**Your instructions**
Repeat the entries that follow verbatim, without any of their pictures.

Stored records
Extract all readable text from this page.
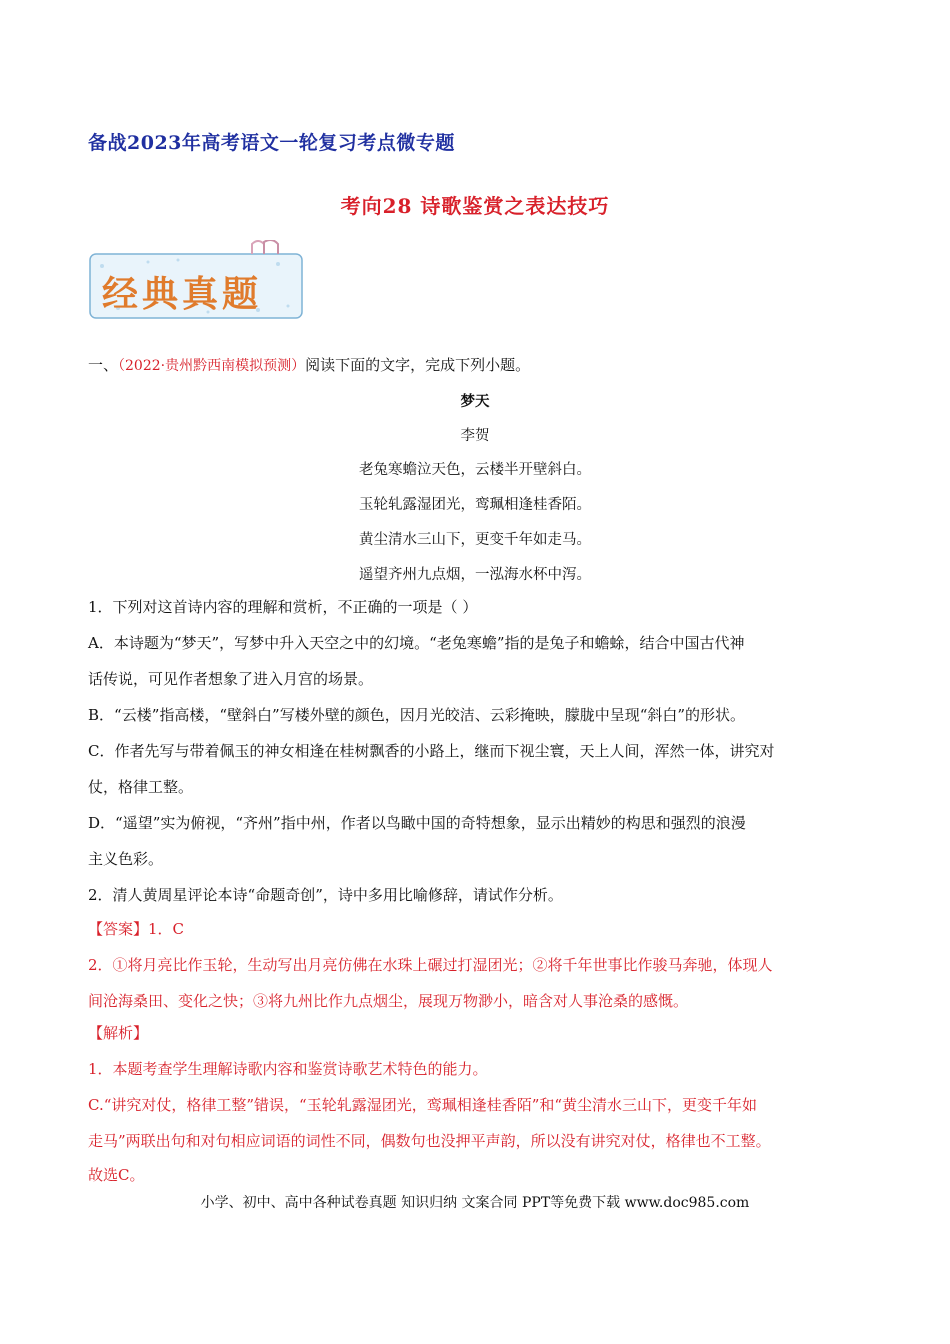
备战2023年高考语文一轮复习考点微专题
考向28 诗歌鉴赏之表达技巧
经典真题
一、（2022·贵州黔西南模拟预测）阅读下面的文字，完成下列小题。
梦天
李贺
老兔寒蟾泣天色，云楼半开壁斜白。
玉轮轧露湿团光，鸾珮相逢桂香陌。
黄尘清水三山下，更变千年如走马。
遥望齐州九点烟，一泓海水杯中泻。
1．下列对这首诗内容的理解和赏析，不正确的一项是（ ）
A．本诗题为“梦天”，写梦中升入天空之中的幻境。“老兔寒蟾”指的是兔子和蟾蜍，结合中国古代神
话传说，可见作者想象了进入月宫的场景。
B．“云楼”指高楼，“壁斜白”写楼外壁的颜色，因月光皎洁、云彩掩映，朦胧中呈现“斜白”的形状。
C．作者先写与带着佩玉的神女相逢在桂树飘香的小路上，继而下视尘寰，天上人间，浑然一体，讲究对
仗，格律工整。
D．“遥望”实为俯视，“齐州”指中州，作者以鸟瞰中国的奇特想象，显示出精妙的构思和强烈的浪漫
主义色彩。
2．清人黄周星评论本诗“命题奇创”，诗中多用比喻修辞，请试作分析。
【答案】1．C
2．①将月亮比作玉轮，生动写出月亮仿佛在水珠上碾过打湿团光；②将千年世事比作骏马奔驰，体现人
间沧海桑田、变化之快；③将九州比作九点烟尘，展现万物渺小，暗含对人事沧桑的感慨。
【解析】
1．本题考查学生理解诗歌内容和鉴赏诗歌艺术特色的能力。
C.“讲究对仗，格律工整”错误，“玉轮轧露湿团光，鸾珮相逢桂香陌”和“黄尘清水三山下，更变千年如
走马”两联出句和对句相应词语的词性不同，偶数句也没押平声韵，所以没有讲究对仗，格律也不工整。
故选C。
小学、初中、高中各种试卷真题 知识归纳 文案合同 PPT等免费下载 www.doc985.com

**Problem solution**
Extract all readable text from this page.
备战2023年高考语文一轮复习考点微专题
考向28 诗歌鉴赏之表达技巧
经典真题
一、（2022·贵州黔西南模拟预测）阅读下面的文字，完成下列小题。
梦天
李贺
老兔寒蟾泣天色，云楼半开壁斜白。
玉轮轧露湿团光，鸾珮相逢桂香陌。
黄尘清水三山下，更变千年如走马。
遥望齐州九点烟，一泓海水杯中泻。
1．下列对这首诗内容的理解和赏析，不正确的一项是（ ）
A．本诗题为“梦天”，写梦中升入天空之中的幻境。“老兔寒蟾”指的是兔子和蟾蜍，结合中国古代神
话传说，可见作者想象了进入月宫的场景。
B．“云楼”指高楼，“壁斜白”写楼外壁的颜色，因月光皎洁、云彩掩映，朦胧中呈现“斜白”的形状。
C．作者先写与带着佩玉的神女相逢在桂树飘香的小路上，继而下视尘寰，天上人间，浑然一体，讲究对
仗，格律工整。
D．“遥望”实为俯视，“齐州”指中州，作者以鸟瞰中国的奇特想象，显示出精妙的构思和强烈的浪漫
主义色彩。
2．清人黄周星评论本诗“命题奇创”，诗中多用比喻修辞，请试作分析。
【答案】1．C
2．①将月亮比作玉轮，生动写出月亮仿佛在水珠上碾过打湿团光；②将千年世事比作骏马奔驰，体现人
间沧海桑田、变化之快；③将九州比作九点烟尘，展现万物渺小，暗含对人事沧桑的感慨。
【解析】
1．本题考查学生理解诗歌内容和鉴赏诗歌艺术特色的能力。
C.“讲究对仗，格律工整”错误，“玉轮轧露湿团光，鸾珮相逢桂香陌”和“黄尘清水三山下，更变千年如
走马”两联出句和对句相应词语的词性不同，偶数句也没押平声韵，所以没有讲究对仗，格律也不工整。
故选C。
小学、初中、高中各种试卷真题 知识归纳 文案合同 PPT等免费下载 www.doc985.com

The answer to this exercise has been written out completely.